Using the records below, count the lines with "icon" in them. Give the number only.

◆ Exercise input ◆
— START —

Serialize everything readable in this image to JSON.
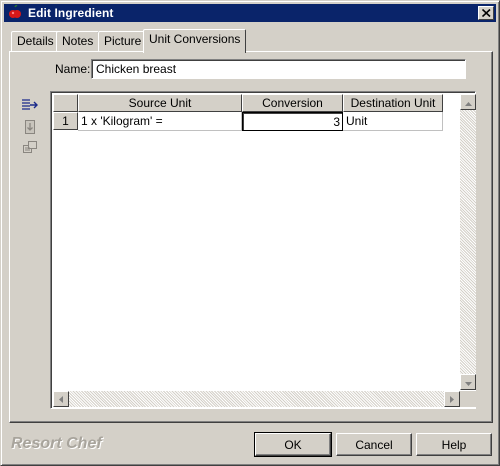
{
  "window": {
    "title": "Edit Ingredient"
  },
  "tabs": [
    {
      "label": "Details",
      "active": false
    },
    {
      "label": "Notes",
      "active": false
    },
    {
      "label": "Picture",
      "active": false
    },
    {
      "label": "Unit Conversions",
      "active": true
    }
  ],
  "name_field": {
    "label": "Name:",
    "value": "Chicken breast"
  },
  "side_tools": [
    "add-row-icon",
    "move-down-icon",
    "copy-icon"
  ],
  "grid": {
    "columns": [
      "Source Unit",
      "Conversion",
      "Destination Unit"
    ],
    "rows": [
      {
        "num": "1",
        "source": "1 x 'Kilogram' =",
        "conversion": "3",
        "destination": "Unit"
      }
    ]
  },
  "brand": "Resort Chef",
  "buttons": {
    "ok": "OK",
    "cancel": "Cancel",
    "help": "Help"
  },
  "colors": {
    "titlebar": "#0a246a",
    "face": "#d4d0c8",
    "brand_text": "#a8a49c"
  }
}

— END —

◆ Answer to this problem ◆
3